-- Start Data lines --

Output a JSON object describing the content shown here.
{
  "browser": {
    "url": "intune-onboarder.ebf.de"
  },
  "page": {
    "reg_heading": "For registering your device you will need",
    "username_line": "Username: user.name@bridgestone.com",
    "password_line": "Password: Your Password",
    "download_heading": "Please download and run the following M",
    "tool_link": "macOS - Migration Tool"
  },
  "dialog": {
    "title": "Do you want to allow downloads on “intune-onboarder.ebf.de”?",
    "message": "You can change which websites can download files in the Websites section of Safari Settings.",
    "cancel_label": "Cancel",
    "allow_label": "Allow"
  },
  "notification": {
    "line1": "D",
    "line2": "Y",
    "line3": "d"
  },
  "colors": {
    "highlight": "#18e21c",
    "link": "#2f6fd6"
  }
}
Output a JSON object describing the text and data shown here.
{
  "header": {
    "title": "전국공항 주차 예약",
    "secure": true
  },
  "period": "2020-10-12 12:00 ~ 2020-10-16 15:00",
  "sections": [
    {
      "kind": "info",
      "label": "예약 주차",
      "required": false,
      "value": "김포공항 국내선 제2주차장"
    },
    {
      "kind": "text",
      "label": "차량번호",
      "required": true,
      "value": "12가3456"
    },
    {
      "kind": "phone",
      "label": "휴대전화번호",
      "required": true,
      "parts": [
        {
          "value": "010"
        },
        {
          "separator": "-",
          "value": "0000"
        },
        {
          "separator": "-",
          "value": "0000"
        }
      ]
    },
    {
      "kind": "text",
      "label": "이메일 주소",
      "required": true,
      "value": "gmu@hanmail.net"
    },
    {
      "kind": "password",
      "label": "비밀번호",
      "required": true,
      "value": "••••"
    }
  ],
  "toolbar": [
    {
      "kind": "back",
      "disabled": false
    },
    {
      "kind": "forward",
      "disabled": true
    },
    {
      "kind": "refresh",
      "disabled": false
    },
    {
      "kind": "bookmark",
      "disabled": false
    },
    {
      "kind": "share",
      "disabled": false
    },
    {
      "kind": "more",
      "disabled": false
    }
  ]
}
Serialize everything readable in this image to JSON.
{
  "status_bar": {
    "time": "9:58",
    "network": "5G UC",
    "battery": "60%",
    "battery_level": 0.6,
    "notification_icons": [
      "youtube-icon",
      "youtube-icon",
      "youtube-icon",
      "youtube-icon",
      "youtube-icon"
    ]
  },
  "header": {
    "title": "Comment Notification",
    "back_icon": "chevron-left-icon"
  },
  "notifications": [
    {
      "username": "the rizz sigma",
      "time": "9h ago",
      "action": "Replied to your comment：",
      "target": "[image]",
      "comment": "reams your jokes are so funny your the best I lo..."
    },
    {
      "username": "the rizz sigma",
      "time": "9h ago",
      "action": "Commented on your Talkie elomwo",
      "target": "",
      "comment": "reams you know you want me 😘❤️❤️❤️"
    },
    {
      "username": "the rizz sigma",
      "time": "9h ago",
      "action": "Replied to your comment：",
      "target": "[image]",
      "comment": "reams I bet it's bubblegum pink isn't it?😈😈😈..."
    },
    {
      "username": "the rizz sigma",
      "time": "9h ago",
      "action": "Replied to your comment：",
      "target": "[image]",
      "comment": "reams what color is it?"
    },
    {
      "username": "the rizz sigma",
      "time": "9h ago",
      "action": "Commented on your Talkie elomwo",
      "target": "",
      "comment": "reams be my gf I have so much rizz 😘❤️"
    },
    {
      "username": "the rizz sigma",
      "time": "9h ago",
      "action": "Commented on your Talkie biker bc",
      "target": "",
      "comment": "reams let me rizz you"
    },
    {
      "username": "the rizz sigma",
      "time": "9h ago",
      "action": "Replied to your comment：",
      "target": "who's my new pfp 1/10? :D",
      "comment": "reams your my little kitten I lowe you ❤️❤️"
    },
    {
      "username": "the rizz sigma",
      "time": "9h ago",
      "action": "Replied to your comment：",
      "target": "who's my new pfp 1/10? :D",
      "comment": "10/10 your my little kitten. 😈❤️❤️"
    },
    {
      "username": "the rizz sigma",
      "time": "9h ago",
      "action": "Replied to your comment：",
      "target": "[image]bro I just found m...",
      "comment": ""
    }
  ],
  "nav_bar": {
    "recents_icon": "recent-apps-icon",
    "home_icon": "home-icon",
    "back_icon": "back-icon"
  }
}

-- End Data lines --

**Written request**
Print the material verbatim, all of it.

**Final answer**
Output a JSON object describing the content shown here.
{
  "browser": {
    "url": "intune-onboarder.ebf.de"
  },
  "page": {
    "reg_heading": "For registering your device you will need",
    "username_line": "Username: user.name@bridgestone.com",
    "password_line": "Password: Your Password",
    "download_heading": "Please download and run the following M",
    "tool_link": "macOS - Migration Tool"
  },
  "dialog": {
    "title": "Do you want to allow downloads on “intune-onboarder.ebf.de”?",
    "message": "You can change which websites can download files in the Websites section of Safari Settings.",
    "cancel_label": "Cancel",
    "allow_label": "Allow"
  },
  "notification": {
    "line1": "D",
    "line2": "Y",
    "line3": "d"
  },
  "colors": {
    "highlight": "#18e21c",
    "link": "#2f6fd6"
  }
}
Output a JSON object describing the text and data shown here.
{
  "header": {
    "title": "전국공항 주차 예약",
    "secure": true
  },
  "period": "2020-10-12 12:00 ~ 2020-10-16 15:00",
  "sections": [
    {
      "kind": "info",
      "label": "예약 주차",
      "required": false,
      "value": "김포공항 국내선 제2주차장"
    },
    {
      "kind": "text",
      "label": "차량번호",
      "required": true,
      "value": "12가3456"
    },
    {
      "kind": "phone",
      "label": "휴대전화번호",
      "required": true,
      "parts": [
        {
          "value": "010"
        },
        {
          "separator": "-",
          "value": "0000"
        },
        {
          "separator": "-",
          "value": "0000"
        }
      ]
    },
    {
      "kind": "text",
      "label": "이메일 주소",
      "required": true,
      "value": "gmu@hanmail.net"
    },
    {
      "kind": "password",
      "label": "비밀번호",
      "required": true,
      "value": "••••"
    }
  ],
  "toolbar": [
    {
      "kind": "back",
      "disabled": false
    },
    {
      "kind": "forward",
      "disabled": true
    },
    {
      "kind": "refresh",
      "disabled": false
    },
    {
      "kind": "bookmark",
      "disabled": false
    },
    {
      "kind": "share",
      "disabled": false
    },
    {
      "kind": "more",
      "disabled": false
    }
  ]
}
Serialize everything readable in this image to JSON.
{
  "status_bar": {
    "time": "9:58",
    "network": "5G UC",
    "battery": "60%",
    "battery_level": 0.6,
    "notification_icons": [
      "youtube-icon",
      "youtube-icon",
      "youtube-icon",
      "youtube-icon",
      "youtube-icon"
    ]
  },
  "header": {
    "title": "Comment Notification",
    "back_icon": "chevron-left-icon"
  },
  "notifications": [
    {
      "username": "the rizz sigma",
      "time": "9h ago",
      "action": "Replied to your comment：",
      "target": "[image]",
      "comment": "reams your jokes are so funny your the best I lo..."
    },
    {
      "username": "the rizz sigma",
      "time": "9h ago",
      "action": "Commented on your Talkie elomwo",
      "target": "",
      "comment": "reams you know you want me 😘❤️❤️❤️"
    },
    {
      "username": "the rizz sigma",
      "time": "9h ago",
      "action": "Replied to your comment：",
      "target": "[image]",
      "comment": "reams I bet it's bubblegum pink isn't it?😈😈😈..."
    },
    {
      "username": "the rizz sigma",
      "time": "9h ago",
      "action": "Replied to your comment：",
      "target": "[image]",
      "comment": "reams what color is it?"
    },
    {
      "username": "the rizz sigma",
      "time": "9h ago",
      "action": "Commented on your Talkie elomwo",
      "target": "",
      "comment": "reams be my gf I have so much rizz 😘❤️"
    },
    {
      "username": "the rizz sigma",
      "time": "9h ago",
      "action": "Commented on your Talkie biker bc",
      "target": "",
      "comment": "reams let me rizz you"
    },
    {
      "username": "the rizz sigma",
      "time": "9h ago",
      "action": "Replied to your comment：",
      "target": "who's my new pfp 1/10? :D",
      "comment": "reams your my little kitten I lowe you ❤️❤️"
    },
    {
      "username": "the rizz sigma",
      "time": "9h ago",
      "action": "Replied to your comment：",
      "target": "who's my new pfp 1/10? :D",
      "comment": "10/10 your my little kitten. 😈❤️❤️"
    },
    {
      "username": "the rizz sigma",
      "time": "9h ago",
      "action": "Replied to your comment：",
      "target": "[image]bro I just found m...",
      "comment": ""
    }
  ],
  "nav_bar": {
    "recents_icon": "recent-apps-icon",
    "home_icon": "home-icon",
    "back_icon": "back-icon"
  }
}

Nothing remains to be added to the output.